• **Work required**: Check each line for the string "Canadian". Give only the count of lines that have it.

=== Extracted information ===

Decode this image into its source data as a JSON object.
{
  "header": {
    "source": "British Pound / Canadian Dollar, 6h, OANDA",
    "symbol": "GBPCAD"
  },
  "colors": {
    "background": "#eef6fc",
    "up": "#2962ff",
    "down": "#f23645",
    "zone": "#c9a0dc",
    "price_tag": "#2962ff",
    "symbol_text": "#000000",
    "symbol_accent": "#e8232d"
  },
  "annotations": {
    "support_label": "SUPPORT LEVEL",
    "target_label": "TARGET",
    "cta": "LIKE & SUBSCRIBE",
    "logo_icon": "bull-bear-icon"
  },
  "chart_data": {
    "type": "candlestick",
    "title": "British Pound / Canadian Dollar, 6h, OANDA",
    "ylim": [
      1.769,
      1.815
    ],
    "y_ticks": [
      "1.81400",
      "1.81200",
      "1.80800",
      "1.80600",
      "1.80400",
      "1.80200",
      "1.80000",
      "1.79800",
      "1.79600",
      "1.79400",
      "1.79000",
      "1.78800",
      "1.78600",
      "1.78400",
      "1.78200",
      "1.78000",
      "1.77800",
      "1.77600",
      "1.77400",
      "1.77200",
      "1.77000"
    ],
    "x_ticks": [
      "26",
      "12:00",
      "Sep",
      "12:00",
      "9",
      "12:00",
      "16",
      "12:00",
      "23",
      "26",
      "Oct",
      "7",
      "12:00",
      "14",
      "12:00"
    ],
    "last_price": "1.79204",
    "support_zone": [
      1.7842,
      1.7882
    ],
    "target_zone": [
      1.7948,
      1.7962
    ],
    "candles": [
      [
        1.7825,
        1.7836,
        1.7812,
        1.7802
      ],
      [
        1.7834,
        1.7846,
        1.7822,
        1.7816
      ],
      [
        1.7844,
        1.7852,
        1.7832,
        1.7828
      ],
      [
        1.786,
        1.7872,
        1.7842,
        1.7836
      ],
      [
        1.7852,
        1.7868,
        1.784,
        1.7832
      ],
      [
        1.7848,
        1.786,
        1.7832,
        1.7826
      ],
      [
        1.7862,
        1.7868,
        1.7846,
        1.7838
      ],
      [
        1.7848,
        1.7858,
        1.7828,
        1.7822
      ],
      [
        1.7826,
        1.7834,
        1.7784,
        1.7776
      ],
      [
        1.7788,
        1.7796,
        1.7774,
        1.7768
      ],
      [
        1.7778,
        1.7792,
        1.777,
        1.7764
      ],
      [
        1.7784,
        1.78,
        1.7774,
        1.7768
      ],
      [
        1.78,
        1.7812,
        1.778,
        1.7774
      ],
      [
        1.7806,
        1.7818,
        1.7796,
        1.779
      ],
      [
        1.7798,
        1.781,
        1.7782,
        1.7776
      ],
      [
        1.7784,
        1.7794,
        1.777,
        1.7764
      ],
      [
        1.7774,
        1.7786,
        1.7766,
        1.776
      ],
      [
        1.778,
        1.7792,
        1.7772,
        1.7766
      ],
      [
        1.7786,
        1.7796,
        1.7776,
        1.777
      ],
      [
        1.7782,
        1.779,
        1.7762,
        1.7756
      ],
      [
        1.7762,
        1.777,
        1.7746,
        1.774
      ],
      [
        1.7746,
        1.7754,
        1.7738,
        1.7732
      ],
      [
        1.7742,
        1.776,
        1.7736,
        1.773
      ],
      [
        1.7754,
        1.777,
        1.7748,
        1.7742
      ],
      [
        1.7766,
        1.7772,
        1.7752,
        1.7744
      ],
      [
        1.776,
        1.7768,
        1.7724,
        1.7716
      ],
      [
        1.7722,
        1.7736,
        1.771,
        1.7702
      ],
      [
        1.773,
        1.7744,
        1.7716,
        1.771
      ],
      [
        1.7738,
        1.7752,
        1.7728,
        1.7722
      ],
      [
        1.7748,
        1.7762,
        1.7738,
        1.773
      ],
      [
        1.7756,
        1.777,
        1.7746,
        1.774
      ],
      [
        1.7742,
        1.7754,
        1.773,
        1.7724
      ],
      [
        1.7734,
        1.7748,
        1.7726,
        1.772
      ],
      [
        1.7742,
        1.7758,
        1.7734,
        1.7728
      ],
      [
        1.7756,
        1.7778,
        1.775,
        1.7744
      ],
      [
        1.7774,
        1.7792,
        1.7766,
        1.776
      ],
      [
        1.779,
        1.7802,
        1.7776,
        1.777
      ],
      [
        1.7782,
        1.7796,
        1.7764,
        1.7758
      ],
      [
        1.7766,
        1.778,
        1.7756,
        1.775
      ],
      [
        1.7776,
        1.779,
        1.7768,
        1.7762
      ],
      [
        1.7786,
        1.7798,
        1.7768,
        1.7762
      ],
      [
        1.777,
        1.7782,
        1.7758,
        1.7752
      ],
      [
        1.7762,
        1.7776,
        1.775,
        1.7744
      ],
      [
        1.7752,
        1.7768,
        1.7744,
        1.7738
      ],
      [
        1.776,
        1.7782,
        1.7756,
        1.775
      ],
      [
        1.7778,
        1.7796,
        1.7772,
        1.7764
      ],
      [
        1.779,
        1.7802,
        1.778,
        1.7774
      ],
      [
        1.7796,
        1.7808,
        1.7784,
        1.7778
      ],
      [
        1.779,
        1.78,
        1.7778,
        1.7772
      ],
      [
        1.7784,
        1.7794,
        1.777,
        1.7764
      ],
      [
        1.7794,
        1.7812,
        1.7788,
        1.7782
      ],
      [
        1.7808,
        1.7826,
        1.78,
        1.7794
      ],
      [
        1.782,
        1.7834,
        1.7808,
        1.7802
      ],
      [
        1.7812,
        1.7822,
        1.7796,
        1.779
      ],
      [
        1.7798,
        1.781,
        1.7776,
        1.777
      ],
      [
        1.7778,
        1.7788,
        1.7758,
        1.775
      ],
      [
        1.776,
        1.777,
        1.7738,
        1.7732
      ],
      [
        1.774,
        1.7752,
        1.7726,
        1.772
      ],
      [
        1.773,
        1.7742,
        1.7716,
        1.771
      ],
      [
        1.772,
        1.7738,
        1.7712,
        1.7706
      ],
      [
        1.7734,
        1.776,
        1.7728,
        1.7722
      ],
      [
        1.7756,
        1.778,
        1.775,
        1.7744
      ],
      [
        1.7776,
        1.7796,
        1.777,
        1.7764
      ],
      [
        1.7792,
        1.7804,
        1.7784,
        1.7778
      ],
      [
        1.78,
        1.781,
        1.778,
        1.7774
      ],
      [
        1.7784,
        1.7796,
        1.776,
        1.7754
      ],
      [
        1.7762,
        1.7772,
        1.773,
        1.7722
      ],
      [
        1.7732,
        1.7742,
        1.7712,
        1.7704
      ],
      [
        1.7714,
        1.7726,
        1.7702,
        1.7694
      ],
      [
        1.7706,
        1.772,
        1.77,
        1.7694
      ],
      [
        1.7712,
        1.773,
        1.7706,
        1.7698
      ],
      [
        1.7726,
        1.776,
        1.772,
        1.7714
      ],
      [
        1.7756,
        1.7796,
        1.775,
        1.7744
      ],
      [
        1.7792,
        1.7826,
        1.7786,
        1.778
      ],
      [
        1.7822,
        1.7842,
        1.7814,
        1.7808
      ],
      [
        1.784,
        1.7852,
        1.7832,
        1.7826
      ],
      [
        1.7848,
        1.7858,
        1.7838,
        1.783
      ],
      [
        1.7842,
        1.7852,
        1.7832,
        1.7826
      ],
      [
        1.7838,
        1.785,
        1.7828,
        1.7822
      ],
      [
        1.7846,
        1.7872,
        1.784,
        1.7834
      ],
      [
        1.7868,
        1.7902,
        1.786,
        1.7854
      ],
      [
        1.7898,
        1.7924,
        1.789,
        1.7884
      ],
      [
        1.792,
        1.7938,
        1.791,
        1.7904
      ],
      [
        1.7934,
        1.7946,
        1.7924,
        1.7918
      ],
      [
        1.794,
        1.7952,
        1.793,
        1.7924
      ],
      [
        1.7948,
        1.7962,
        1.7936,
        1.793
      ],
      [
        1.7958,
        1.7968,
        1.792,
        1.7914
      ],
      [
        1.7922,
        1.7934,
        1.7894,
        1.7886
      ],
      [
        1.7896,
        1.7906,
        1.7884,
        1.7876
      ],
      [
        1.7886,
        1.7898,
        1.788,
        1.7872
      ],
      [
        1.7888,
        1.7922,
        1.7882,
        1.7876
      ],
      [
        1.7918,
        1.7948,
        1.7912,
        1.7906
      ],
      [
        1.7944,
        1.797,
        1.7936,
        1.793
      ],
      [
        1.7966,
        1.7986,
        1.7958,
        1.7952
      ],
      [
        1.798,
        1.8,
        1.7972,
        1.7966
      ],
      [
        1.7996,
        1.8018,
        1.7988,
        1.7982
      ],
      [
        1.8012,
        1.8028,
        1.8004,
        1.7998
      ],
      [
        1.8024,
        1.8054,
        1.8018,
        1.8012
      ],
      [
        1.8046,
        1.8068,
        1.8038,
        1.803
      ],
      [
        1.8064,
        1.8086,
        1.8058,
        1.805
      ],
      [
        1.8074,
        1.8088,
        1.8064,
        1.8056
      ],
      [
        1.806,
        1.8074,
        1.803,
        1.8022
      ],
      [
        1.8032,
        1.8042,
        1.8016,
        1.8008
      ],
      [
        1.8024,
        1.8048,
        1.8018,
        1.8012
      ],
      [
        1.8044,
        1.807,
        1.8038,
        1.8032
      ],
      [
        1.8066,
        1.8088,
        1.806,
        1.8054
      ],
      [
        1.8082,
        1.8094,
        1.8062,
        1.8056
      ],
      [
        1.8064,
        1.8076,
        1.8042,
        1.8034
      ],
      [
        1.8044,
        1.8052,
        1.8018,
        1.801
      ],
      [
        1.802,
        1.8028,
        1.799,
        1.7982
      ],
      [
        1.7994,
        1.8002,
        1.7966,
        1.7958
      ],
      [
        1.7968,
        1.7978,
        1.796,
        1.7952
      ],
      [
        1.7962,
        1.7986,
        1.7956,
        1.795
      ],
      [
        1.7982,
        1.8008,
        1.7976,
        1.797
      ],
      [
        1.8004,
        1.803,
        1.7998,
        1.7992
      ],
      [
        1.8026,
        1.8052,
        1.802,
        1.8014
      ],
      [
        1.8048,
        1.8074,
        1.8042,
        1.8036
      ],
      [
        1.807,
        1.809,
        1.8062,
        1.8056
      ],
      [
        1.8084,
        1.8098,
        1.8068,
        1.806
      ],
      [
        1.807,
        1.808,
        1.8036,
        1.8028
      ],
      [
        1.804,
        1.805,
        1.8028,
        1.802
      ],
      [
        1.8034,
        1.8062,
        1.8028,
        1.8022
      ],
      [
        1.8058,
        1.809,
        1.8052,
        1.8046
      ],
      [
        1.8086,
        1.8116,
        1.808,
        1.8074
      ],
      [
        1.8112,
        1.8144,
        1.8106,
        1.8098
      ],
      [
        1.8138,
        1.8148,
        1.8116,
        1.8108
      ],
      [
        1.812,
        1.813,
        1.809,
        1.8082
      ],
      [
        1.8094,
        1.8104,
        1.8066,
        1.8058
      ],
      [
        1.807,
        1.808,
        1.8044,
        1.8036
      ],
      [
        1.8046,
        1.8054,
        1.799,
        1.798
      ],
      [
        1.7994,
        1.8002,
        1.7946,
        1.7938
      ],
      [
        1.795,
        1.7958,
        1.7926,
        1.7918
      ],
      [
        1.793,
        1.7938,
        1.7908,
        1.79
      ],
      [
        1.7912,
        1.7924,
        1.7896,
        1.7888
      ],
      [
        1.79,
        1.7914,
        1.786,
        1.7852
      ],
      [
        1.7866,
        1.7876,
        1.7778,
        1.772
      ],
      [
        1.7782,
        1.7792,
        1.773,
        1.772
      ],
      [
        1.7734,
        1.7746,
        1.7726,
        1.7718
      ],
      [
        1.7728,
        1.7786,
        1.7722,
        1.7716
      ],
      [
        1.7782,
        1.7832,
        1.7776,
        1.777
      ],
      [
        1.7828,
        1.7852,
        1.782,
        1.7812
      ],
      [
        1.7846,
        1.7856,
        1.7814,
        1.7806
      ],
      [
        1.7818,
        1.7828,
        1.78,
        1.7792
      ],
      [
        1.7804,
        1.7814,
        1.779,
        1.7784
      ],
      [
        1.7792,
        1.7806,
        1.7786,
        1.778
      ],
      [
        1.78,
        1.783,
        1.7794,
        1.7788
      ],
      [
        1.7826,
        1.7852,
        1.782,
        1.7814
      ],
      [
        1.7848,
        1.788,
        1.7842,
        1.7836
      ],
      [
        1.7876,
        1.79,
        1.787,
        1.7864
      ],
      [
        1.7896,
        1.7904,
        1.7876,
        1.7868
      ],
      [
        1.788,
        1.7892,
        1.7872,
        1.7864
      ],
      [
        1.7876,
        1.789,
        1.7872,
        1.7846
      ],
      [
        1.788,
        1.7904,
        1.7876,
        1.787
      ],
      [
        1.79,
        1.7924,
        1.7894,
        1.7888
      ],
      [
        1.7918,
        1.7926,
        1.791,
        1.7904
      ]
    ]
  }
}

===

• **Task result**: 2